◆ **WHAT THE TASK REQUIRES**:
Write the data out again exactly, dropping any images it holds.

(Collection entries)
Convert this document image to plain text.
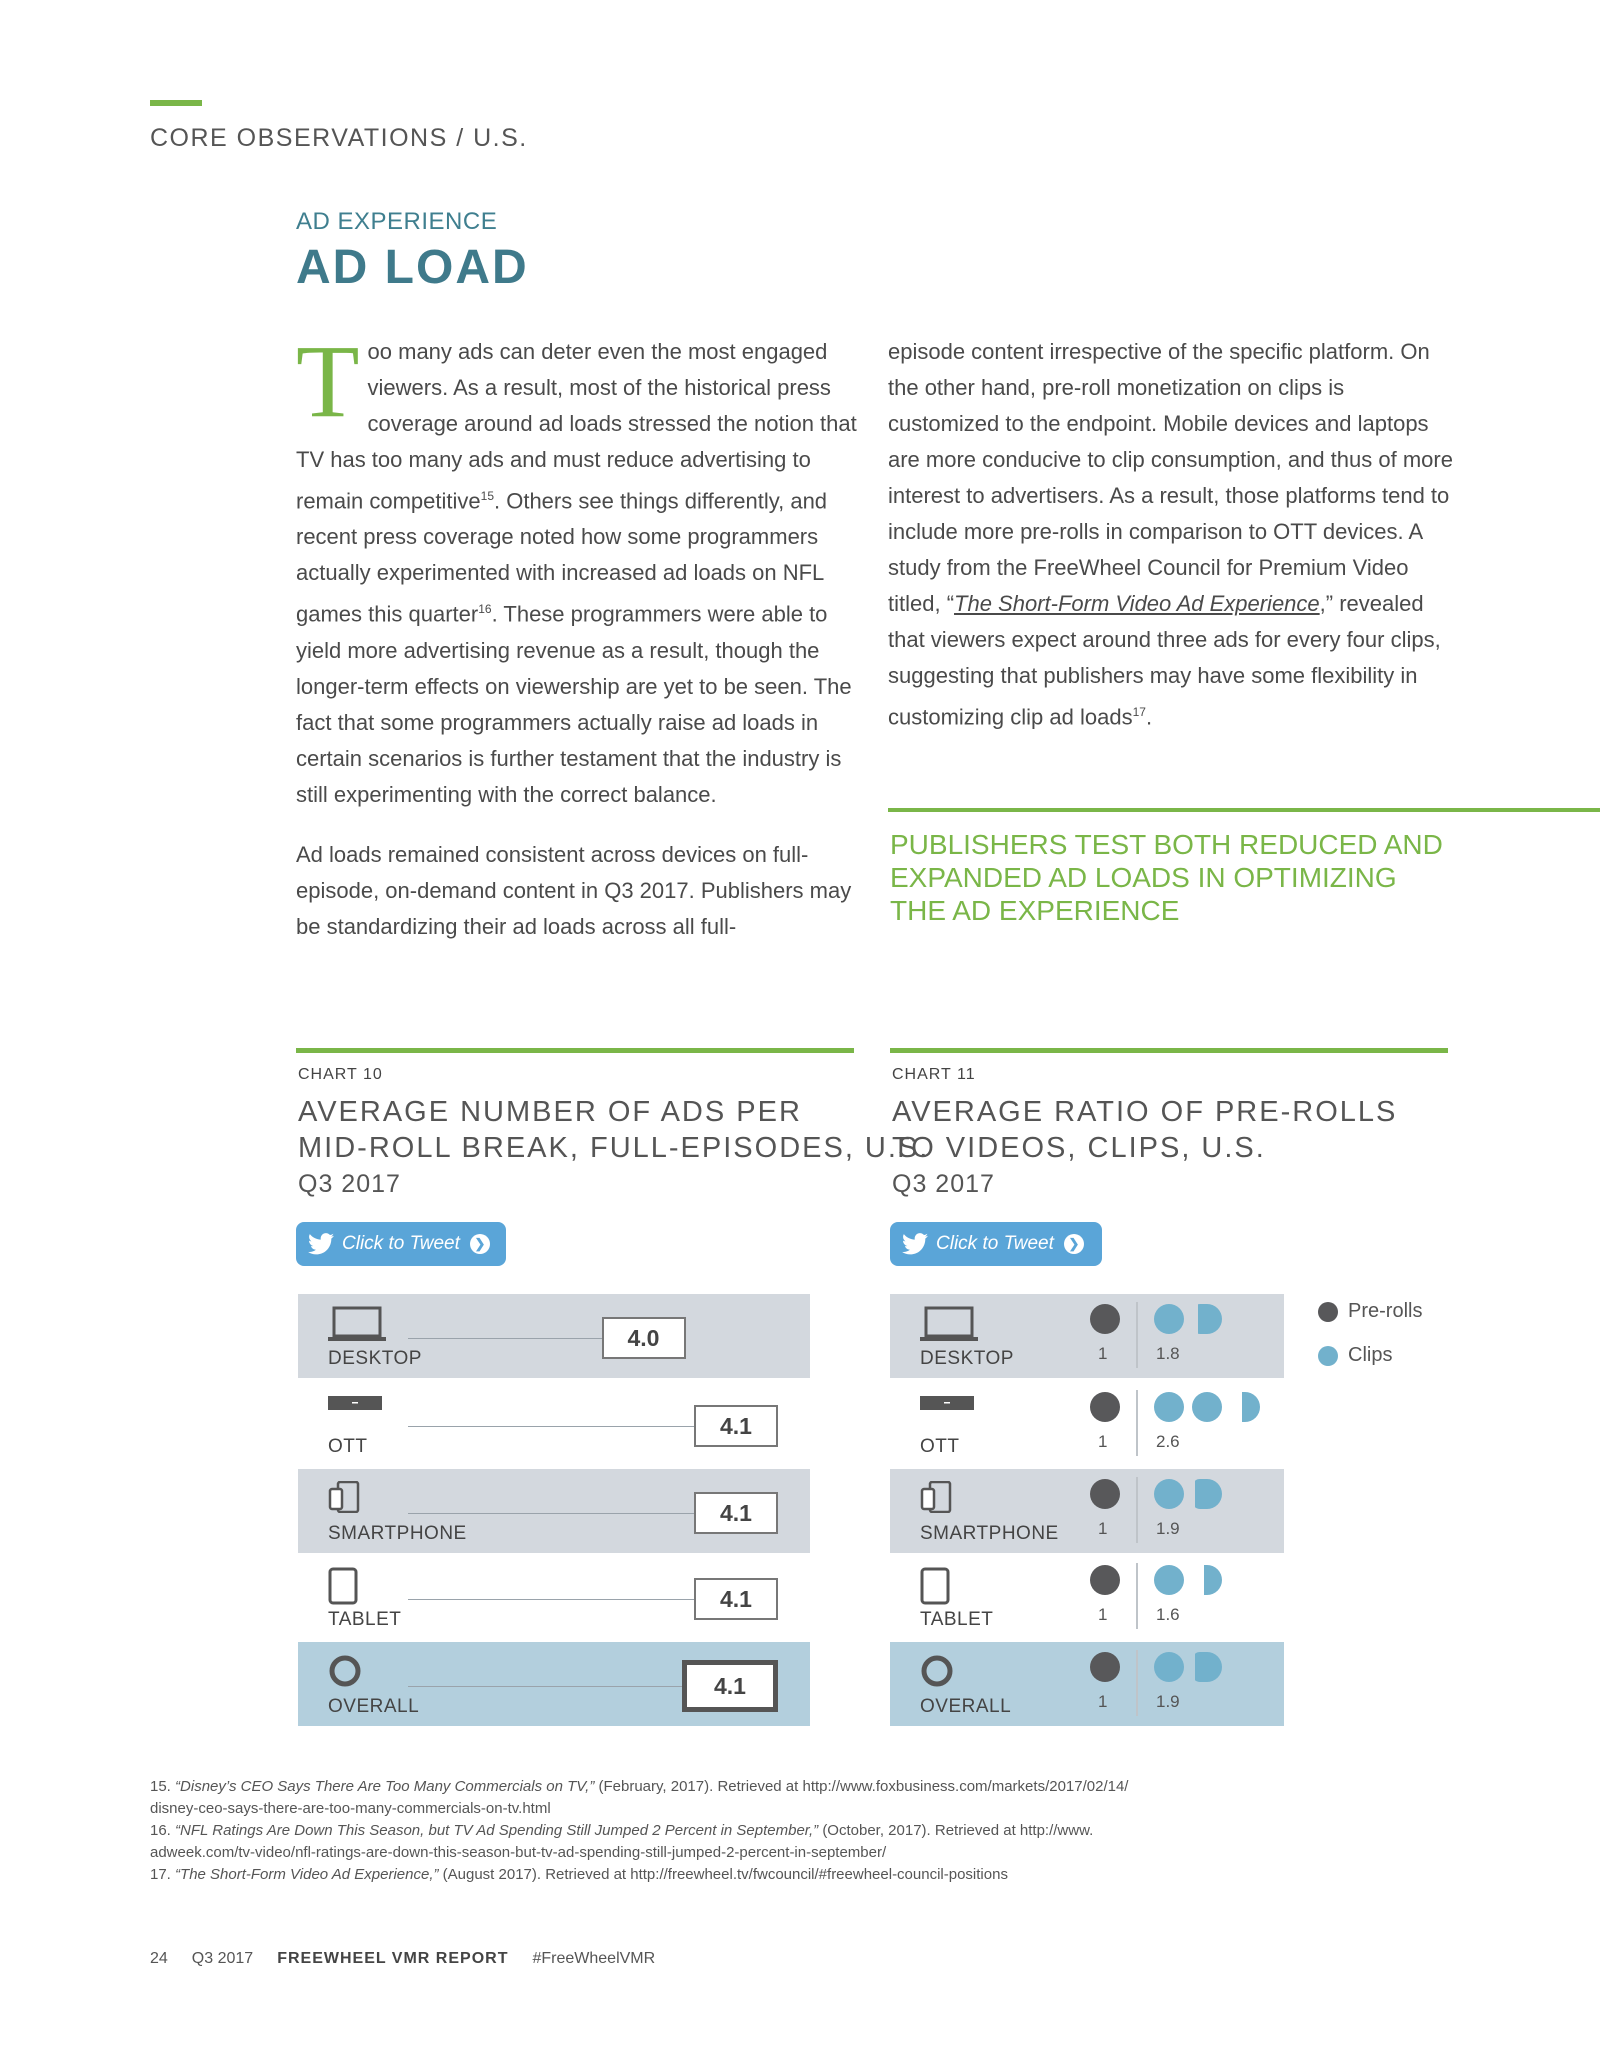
CORE OBSERVATIONS / U.S.
AD EXPERIENCE
AD LOAD

Too many ads can deter even the most engaged viewers. As a result, most of the historical press coverage around ad loads stressed the notion that TV has too many ads and must reduce advertising to remain competitive$^{15}$. Others see things differently, and recent press coverage noted how some programmers actually experimented with increased ad loads on NFL games this quarter$^{16}$. These programmers were able to yield more advertising revenue as a result, though the longer-term effects on viewership are yet to be seen. The fact that some programmers actually raise ad loads in certain scenarios is further testament that the industry is still experimenting with the correct balance.

Ad loads remained consistent across devices on full-episode, on-demand content in Q3 2017. Publishers may be standardizing their ad loads across all full-

episode content irrespective of the specific platform. On the other hand, pre-roll monetization on clips is customized to the endpoint. Mobile devices and laptops are more conducive to clip consumption, and thus of more interest to advertisers. As a result, those platforms tend to include more pre-rolls in comparison to OTT devices. A study from the FreeWheel Council for Premium Video titled, “The Short-Form Video Ad Experience,” revealed that viewers expect around three ads for every four clips, suggesting that publishers may have some flexibility in customizing clip ad loads$^{17}$.

PUBLISHERS TEST BOTH REDUCED AND EXPANDED AD LOADS IN OPTIMIZING THE AD EXPERIENCE
CHART 10
AVERAGE NUMBER OF ADS PER
MID-ROLL BREAK, FULL-EPISODES, U.S.
Q3 2017
Click to Tweet	❯
DESKTOP
4.0
OTT
4.1
SMARTPHONE
4.1
TABLET
4.1
OVERALL
4.1
CHART 11
AVERAGE RATIO OF PRE-ROLLS
TO VIDEOS, CLIPS, U.S.
Q3 2017
Click to Tweet	❯
DESKTOP	1	1.8
OTT	1	2.6
SMARTPHONE 1	1.9
TABLET	1	1.6
OVERALL	1	1.9
Pre-rolls
Clips
15. “Disney’s CEO Says There Are Too Many Commercials on TV,” (February, 2017). Retrieved at http://www.foxbusiness.com/markets/2017/02/14/
disney-ceo-says-there-are-too-many-commercials-on-tv.html
16. “NFL Ratings Are Down This Season, but TV Ad Spending Still Jumped 2 Percent in September,” (October, 2017). Retrieved at http://www.
adweek.com/tv-video/nfl-ratings-are-down-this-season-but-tv-ad-spending-still-jumped-2-percent-in-september/
17. “The Short-Form Video Ad Experience,” (August 2017). Retrieved at http://freewheel.tv/fwcouncil/#freewheel-council-positions
24 Q3 2017 FREEWHEEL VMR REPORT #FreeWheelVMR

◆ **RESULT FOR THIS TASK**:
Convert this document image to plain text.
CORE OBSERVATIONS / U.S.
AD EXPERIENCE
AD LOAD

Too many ads can deter even the most engaged viewers. As a result, most of the historical press coverage around ad loads stressed the notion that TV has too many ads and must reduce advertising to remain competitive$^{15}$. Others see things differently, and recent press coverage noted how some programmers actually experimented with increased ad loads on NFL games this quarter$^{16}$. These programmers were able to yield more advertising revenue as a result, though the longer-term effects on viewership are yet to be seen. The fact that some programmers actually raise ad loads in certain scenarios is further testament that the industry is still experimenting with the correct balance.

Ad loads remained consistent across devices on full-episode, on-demand content in Q3 2017. Publishers may be standardizing their ad loads across all full-

episode content irrespective of the specific platform. On the other hand, pre-roll monetization on clips is customized to the endpoint. Mobile devices and laptops are more conducive to clip consumption, and thus of more interest to advertisers. As a result, those platforms tend to include more pre-rolls in comparison to OTT devices. A study from the FreeWheel Council for Premium Video titled, “The Short-Form Video Ad Experience,” revealed that viewers expect around three ads for every four clips, suggesting that publishers may have some flexibility in customizing clip ad loads$^{17}$.

PUBLISHERS TEST BOTH REDUCED AND EXPANDED AD LOADS IN OPTIMIZING THE AD EXPERIENCE
CHART 10
AVERAGE NUMBER OF ADS PER
MID-ROLL BREAK, FULL-EPISODES, U.S.
Q3 2017
Click to Tweet	❯
DESKTOP
4.0
OTT
4.1
SMARTPHONE
4.1
TABLET
4.1
OVERALL
4.1
CHART 11
AVERAGE RATIO OF PRE-ROLLS
TO VIDEOS, CLIPS, U.S.
Q3 2017
Click to Tweet	❯
DESKTOP	1	1.8
OTT	1	2.6
SMARTPHONE 1	1.9
TABLET	1	1.6
OVERALL	1	1.9
Pre-rolls
Clips
15. “Disney’s CEO Says There Are Too Many Commercials on TV,” (February, 2017). Retrieved at http://www.foxbusiness.com/markets/2017/02/14/
disney-ceo-says-there-are-too-many-commercials-on-tv.html
16. “NFL Ratings Are Down This Season, but TV Ad Spending Still Jumped 2 Percent in September,” (October, 2017). Retrieved at http://www.
adweek.com/tv-video/nfl-ratings-are-down-this-season-but-tv-ad-spending-still-jumped-2-percent-in-september/
17. “The Short-Form Video Ad Experience,” (August 2017). Retrieved at http://freewheel.tv/fwcouncil/#freewheel-council-positions
24 Q3 2017 FREEWHEEL VMR REPORT #FreeWheelVMR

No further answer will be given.